The exercise ->
Find the string "title" in the entries and copy each line that has it.

Task inputs ->

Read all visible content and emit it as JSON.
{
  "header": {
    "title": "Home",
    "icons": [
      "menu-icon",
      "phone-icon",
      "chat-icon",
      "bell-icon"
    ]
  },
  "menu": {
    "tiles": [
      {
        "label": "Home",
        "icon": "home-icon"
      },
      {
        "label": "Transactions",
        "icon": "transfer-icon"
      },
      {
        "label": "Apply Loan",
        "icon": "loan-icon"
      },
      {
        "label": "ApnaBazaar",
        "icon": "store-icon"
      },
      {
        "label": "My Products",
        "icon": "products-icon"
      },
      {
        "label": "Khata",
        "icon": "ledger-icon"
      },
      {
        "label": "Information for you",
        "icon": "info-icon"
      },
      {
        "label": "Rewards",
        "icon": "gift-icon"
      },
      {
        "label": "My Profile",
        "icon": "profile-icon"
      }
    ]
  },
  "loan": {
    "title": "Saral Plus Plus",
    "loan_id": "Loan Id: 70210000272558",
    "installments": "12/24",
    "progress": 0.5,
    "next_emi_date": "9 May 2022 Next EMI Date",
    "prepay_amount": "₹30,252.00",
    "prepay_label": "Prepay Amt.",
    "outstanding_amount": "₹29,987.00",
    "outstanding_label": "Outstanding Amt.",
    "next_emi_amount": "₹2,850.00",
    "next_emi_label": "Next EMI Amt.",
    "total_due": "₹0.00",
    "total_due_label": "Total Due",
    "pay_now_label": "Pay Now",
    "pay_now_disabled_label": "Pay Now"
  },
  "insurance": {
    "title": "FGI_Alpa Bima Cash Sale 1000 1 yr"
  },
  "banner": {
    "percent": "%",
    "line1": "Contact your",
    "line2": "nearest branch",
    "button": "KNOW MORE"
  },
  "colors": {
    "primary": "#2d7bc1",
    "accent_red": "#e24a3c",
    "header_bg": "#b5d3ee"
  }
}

Response ->
    "title": "Home",
    "title": "Saral Plus Plus",
    "title": "FGI_Alpa Bima Cash Sale 1000 1 yr"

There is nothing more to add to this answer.